Exercise objective: Below are records. Copy every line with "Visual" in it.

Data to use:
^^^^^^^^
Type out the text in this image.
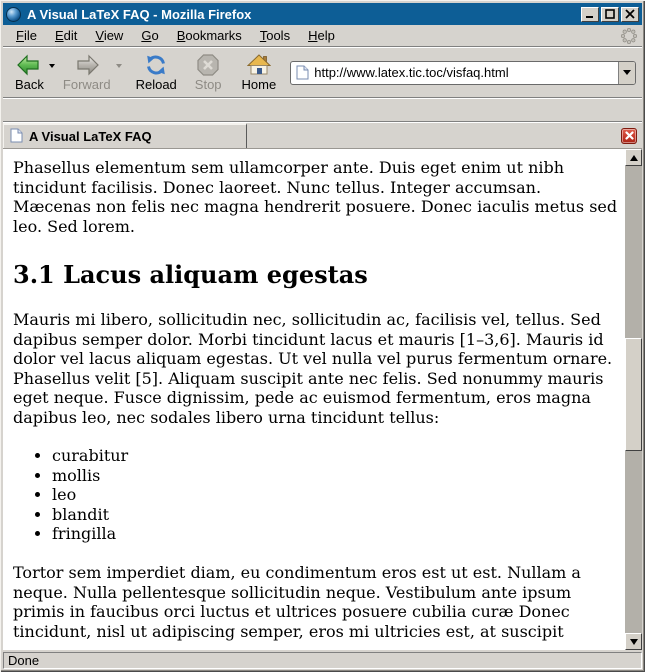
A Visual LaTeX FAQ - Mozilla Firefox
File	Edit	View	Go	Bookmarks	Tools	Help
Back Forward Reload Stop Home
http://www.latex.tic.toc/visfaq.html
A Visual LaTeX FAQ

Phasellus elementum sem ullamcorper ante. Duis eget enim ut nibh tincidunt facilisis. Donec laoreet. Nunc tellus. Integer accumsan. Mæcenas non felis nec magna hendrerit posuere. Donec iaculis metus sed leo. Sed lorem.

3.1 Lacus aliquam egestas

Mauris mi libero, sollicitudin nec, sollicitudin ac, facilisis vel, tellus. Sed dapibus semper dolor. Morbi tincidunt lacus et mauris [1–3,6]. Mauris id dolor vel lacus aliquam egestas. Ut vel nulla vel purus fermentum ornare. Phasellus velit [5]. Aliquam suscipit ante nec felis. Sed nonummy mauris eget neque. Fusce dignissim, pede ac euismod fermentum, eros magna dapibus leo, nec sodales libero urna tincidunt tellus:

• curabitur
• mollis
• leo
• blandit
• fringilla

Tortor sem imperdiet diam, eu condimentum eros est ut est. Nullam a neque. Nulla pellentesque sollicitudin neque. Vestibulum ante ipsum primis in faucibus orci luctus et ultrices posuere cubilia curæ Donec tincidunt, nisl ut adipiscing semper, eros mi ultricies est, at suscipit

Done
^^^^^^^^
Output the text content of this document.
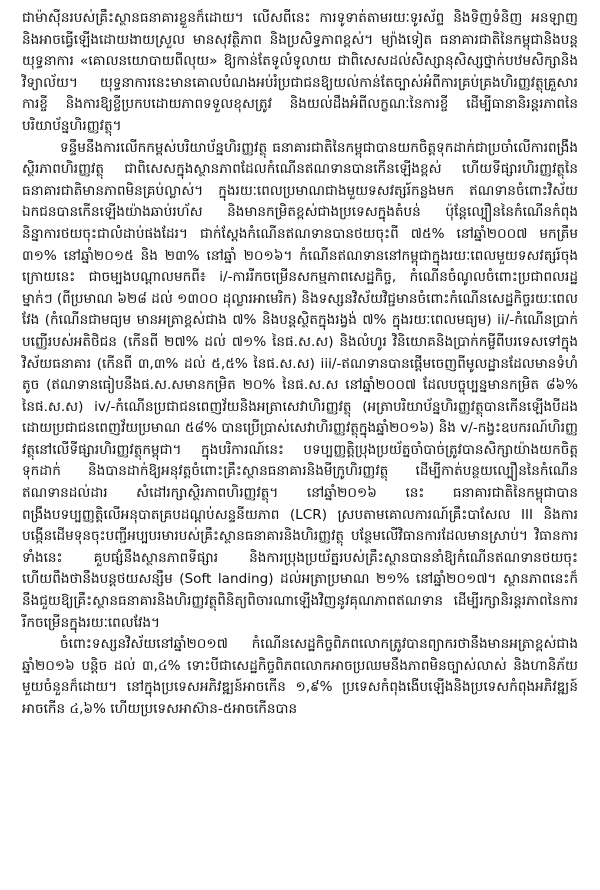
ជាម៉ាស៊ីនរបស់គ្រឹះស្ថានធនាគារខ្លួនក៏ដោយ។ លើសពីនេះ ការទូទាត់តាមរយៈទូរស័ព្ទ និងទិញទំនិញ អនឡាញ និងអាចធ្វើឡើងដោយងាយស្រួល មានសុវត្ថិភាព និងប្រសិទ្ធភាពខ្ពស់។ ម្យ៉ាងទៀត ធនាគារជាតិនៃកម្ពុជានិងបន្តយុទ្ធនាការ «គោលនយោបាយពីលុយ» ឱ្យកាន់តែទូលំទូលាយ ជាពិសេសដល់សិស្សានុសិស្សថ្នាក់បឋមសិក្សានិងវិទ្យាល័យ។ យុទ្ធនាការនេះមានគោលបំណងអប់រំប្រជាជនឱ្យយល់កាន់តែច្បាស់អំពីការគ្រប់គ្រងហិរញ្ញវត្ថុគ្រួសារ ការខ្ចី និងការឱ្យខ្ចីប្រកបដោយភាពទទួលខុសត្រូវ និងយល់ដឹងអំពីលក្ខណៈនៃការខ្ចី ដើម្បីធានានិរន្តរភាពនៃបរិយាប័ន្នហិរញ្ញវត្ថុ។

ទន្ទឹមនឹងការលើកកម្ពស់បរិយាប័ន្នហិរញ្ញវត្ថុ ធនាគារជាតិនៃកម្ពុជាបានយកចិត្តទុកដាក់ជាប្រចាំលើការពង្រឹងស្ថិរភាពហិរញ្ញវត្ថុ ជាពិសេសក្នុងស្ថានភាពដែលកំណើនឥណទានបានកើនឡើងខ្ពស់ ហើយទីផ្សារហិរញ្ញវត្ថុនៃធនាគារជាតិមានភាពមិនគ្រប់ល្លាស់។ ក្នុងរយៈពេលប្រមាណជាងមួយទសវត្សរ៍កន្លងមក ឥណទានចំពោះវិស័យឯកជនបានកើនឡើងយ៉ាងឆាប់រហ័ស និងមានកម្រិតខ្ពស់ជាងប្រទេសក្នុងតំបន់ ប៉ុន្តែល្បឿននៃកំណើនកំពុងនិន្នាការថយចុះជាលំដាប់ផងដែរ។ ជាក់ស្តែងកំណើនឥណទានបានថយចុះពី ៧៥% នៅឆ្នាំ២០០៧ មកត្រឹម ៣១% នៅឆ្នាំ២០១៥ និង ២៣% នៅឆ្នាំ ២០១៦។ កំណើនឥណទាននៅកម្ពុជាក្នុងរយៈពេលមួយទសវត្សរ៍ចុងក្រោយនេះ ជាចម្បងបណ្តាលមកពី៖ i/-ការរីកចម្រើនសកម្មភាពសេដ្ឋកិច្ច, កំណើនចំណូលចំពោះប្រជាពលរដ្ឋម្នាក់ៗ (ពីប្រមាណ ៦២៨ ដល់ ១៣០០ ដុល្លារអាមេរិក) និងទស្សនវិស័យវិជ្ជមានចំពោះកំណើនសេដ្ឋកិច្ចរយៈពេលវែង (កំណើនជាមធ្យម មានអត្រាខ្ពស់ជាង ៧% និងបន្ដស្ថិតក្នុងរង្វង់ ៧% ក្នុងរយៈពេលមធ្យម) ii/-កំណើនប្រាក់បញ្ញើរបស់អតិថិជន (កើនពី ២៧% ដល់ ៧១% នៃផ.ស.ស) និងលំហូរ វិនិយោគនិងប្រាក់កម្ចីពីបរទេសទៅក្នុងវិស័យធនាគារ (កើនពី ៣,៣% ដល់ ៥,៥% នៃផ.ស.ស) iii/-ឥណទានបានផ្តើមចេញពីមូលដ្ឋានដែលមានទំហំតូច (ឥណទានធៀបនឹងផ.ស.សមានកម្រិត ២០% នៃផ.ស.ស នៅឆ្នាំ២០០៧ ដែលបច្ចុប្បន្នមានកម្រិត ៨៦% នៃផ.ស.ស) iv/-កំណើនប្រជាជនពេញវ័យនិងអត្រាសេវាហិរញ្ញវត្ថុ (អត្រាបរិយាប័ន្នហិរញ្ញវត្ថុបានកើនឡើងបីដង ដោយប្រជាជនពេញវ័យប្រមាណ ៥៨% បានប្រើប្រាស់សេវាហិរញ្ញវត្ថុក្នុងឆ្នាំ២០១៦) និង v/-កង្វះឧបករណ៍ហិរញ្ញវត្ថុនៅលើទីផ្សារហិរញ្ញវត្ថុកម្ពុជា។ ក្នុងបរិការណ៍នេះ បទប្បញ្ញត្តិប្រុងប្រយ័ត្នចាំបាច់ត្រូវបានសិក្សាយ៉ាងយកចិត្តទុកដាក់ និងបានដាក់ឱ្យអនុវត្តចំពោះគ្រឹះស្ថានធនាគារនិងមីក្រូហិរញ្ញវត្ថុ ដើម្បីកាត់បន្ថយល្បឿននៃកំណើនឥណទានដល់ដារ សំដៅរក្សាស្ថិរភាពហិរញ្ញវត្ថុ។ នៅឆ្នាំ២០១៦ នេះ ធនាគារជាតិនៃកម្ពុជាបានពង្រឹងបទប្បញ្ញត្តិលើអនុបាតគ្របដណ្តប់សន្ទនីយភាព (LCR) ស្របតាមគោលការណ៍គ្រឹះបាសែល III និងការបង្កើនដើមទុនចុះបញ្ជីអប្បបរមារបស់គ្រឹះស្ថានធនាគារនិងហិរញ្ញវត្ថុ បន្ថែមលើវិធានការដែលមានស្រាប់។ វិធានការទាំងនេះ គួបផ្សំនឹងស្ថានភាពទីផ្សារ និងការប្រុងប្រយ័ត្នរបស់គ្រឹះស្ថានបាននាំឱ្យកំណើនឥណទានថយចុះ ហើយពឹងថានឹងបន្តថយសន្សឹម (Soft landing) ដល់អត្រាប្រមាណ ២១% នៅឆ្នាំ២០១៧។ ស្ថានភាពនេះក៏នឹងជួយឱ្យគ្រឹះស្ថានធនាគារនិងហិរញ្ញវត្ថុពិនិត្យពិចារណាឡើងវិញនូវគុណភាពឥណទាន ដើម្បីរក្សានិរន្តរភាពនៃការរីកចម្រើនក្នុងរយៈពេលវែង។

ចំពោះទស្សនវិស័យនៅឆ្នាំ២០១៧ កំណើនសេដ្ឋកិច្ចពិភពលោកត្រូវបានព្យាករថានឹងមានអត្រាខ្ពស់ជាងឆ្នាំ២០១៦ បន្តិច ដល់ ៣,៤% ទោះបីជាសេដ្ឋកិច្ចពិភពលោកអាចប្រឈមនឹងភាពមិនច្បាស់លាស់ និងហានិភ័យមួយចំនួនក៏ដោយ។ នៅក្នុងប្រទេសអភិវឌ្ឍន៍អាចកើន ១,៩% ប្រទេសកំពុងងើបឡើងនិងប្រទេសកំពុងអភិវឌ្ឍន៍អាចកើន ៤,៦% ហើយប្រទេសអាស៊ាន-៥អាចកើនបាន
^^^^^^^^
Right answer:
A Visual LaTeX FAQ - Mozilla Firefox
A Visual LaTeX FAQ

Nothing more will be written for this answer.